*TEXTE DE LA PAGE*.
○ ○ ○ ○ ○

À 19h29 le 12 décembre 2015, les 195 pays réunis à Paris ont adopté à l’unanimité un accord pour limiter le réchauffement climatique. Après 24 heures de prolongation, les points de blocage ont été surmontés. L’accord reflète dans son équilibre général la persistance de réelles divergences dues à la très grande diversité des situations nationales. Mais c’est un véritable succès d’avoir réussi à obtenir une approbation universelle – l’accord de Kyoto ne portait au final que sur 15% des émissions de CO2 mondiales – cet accord de Paris permet donc de trouver un socle commun de discussion et de dynamique vers une économie décarbonée pour l’avenir. L’accord sera définitivement signé en avril 2016 et entrera en vigueur en 2020.
On peut en retenir la garantie d’un financement à hauteur d’un plancher de 100 milliards de dollars à compter de 2020 qui était un sujet essentiel pour que la confiance soit établie entre les pays occidentaux et le groupe des 77, la confirmation du mécanisme de révision tous les 5 ans à compter là encore de 2020, ou la confirmation du principe de responsabilité commune mais différenciée qui fonde l’approche des COP et conduit à reconnaître que les efforts à mener pour aboutir à l’objectif de réduction des émissions de gaz à effet de serre doivent être proportionnés aux responsabilités et moyens de chaque pays. Les Etats insulaires ont obtenu que l’accord mentionne l’objectif de contenir en dessous de 2 degrés le réchauffement climatique si possible à à 1,5 degrés, limite au-dessus de laquelle de nombreux états insulaires seront en effet submergés. C’est une surprise lorsqu’au début de la négociation seul l’objectif de 2 degrés était communément évoqué. Mais cette victoire a un prix. L’objectif de réduction des émissions à long terme est particulièrement flou et ne constitue pas une contrainte. Il est juste prévu de « viser un pic des émissions mondiales de gaz à effet de serre dès que possible «.
Pour mémoire le GIEC juge nécessaire de baisser de 40 à 70% les émissions de GES d’ici 2050 pour se situer dans une trajectoire de réchauffement à deux degrés. Jean Jouzel, ancien vice-président du GIEC, a dans les heures qui ont suivi l’adoption de l’accord alerté sur le fait que se fixer un objectif de 1,5 degrés sans y adjoindre les contraintes correspondantes n’avait pas de sens. Il a également rappelé que le scénario de réchauffement à deux degrés était déjà extrêmement difficile à atteindre.

○ ○ ○ ○ ○

*SECTION DES DONNÉES*.
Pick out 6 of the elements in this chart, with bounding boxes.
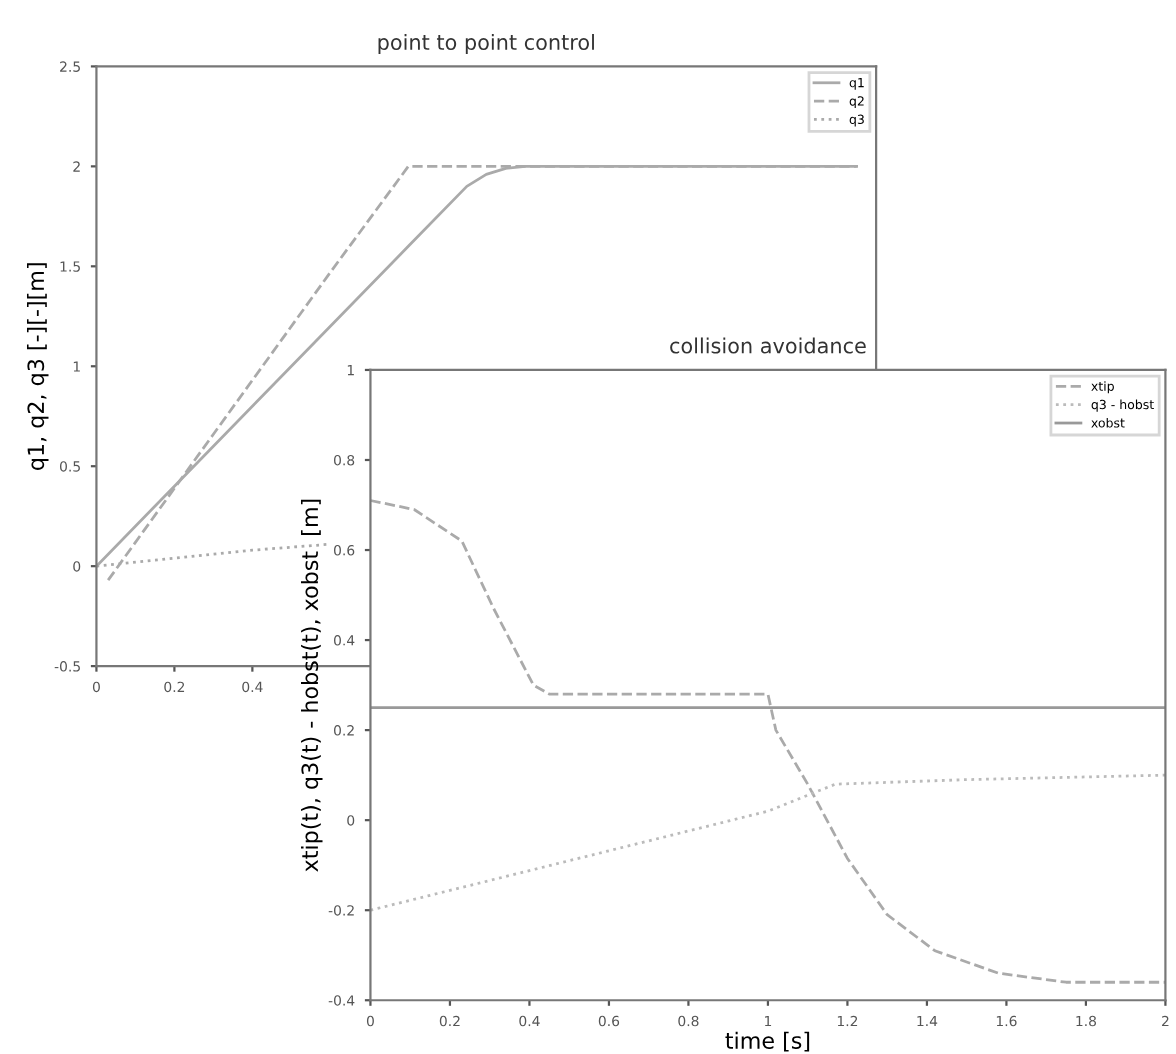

○ ○ ○ ○ ○

*OBJECTIFS*.
1: Selon le texte sur l'accord de Paris, pourquoi les États insulaires ont-ils voulu que l'accord mentionne une limite de 1,5 degré ? Répondez en une à trois phrases.
2: Poursuivez le texte sur l'accord de Paris après sa dernière phrase.
Ce matériel est distinct du texte sur l'accord de Paris.

*RÉSULTATS PAR TÂCHE*.
1: Au-dessus de 1,5 degré de réchauffement, de nombreux États insulaires seront submergés. C'est pourquoi ils ont obtenu que l'accord vise à contenir le réchauffement en dessous de 2 degrés, si possible à 1,5 degré.

2:
Il faut également remarquer que l’accord devant entrer en vigueur en 2020 et le mécanisme de révision prenant effet tous les 5 ans, l’addition de ces deux éléments nous emmènerait beaucoup trop loin dans le temps sans revue des engagements par rapport à la situation (15 ans de délai alors que le GIEC a estimé dans son dernier rapport que c’était les 20 prochaines années qui étaient décisives). C’est pour cette raison que le groupe de pays qui s’est formé pour porter une haute ambition sur le climat (high ambition) et qui comprend l’Union européenne comme les Etats-Unis ( qui ont fait le choix de s’y joindre au cours de la négociation de Paris) ou le Brésil et des pays particulièrement vulnérables au réchauffement s’est engagé à une révision de ses engagements avant 2020.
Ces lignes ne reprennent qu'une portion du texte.